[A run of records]
########################################
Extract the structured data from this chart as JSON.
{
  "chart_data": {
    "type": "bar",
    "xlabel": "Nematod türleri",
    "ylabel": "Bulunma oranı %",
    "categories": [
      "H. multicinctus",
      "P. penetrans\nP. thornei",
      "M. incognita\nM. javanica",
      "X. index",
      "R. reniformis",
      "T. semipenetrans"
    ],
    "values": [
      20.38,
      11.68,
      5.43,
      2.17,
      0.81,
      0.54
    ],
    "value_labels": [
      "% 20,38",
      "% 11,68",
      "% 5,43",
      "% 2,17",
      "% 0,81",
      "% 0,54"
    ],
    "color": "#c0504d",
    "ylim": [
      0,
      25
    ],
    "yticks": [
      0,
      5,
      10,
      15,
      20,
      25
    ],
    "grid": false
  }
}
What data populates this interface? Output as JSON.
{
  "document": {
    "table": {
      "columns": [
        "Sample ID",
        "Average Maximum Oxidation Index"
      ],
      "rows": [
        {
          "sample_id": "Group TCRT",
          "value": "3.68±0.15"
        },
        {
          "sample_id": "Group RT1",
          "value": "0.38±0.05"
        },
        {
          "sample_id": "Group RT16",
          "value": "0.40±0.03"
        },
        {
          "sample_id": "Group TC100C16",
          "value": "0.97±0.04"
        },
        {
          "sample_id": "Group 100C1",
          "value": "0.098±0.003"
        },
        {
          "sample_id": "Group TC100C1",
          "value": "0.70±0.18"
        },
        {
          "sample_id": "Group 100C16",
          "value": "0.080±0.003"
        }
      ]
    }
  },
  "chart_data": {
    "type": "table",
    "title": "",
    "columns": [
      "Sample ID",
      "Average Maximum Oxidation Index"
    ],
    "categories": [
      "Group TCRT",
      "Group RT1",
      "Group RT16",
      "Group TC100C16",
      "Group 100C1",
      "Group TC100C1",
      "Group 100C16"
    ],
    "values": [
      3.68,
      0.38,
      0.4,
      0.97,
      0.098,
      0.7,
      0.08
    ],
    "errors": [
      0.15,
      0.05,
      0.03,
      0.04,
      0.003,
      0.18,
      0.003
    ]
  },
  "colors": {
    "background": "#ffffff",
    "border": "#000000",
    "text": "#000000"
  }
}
########################################
THE REQUEST => Your task is to retype all of the records exactly.

FULL RESPONSE =>
Extract the structured data from this chart as JSON.
{
  "chart_data": {
    "type": "bar",
    "xlabel": "Nematod türleri",
    "ylabel": "Bulunma oranı %",
    "categories": [
      "H. multicinctus",
      "P. penetrans\nP. thornei",
      "M. incognita\nM. javanica",
      "X. index",
      "R. reniformis",
      "T. semipenetrans"
    ],
    "values": [
      20.38,
      11.68,
      5.43,
      2.17,
      0.81,
      0.54
    ],
    "value_labels": [
      "% 20,38",
      "% 11,68",
      "% 5,43",
      "% 2,17",
      "% 0,81",
      "% 0,54"
    ],
    "color": "#c0504d",
    "ylim": [
      0,
      25
    ],
    "yticks": [
      0,
      5,
      10,
      15,
      20,
      25
    ],
    "grid": false
  }
}
What data populates this interface? Output as JSON.
{
  "document": {
    "table": {
      "columns": [
        "Sample ID",
        "Average Maximum Oxidation Index"
      ],
      "rows": [
        {
          "sample_id": "Group TCRT",
          "value": "3.68±0.15"
        },
        {
          "sample_id": "Group RT1",
          "value": "0.38±0.05"
        },
        {
          "sample_id": "Group RT16",
          "value": "0.40±0.03"
        },
        {
          "sample_id": "Group TC100C16",
          "value": "0.97±0.04"
        },
        {
          "sample_id": "Group 100C1",
          "value": "0.098±0.003"
        },
        {
          "sample_id": "Group TC100C1",
          "value": "0.70±0.18"
        },
        {
          "sample_id": "Group 100C16",
          "value": "0.080±0.003"
        }
      ]
    }
  },
  "chart_data": {
    "type": "table",
    "title": "",
    "columns": [
      "Sample ID",
      "Average Maximum Oxidation Index"
    ],
    "categories": [
      "Group TCRT",
      "Group RT1",
      "Group RT16",
      "Group TC100C16",
      "Group 100C1",
      "Group TC100C1",
      "Group 100C16"
    ],
    "values": [
      3.68,
      0.38,
      0.4,
      0.97,
      0.098,
      0.7,
      0.08
    ],
    "errors": [
      0.15,
      0.05,
      0.03,
      0.04,
      0.003,
      0.18,
      0.003
    ]
  },
  "colors": {
    "background": "#ffffff",
    "border": "#000000",
    "text": "#000000"
  }
}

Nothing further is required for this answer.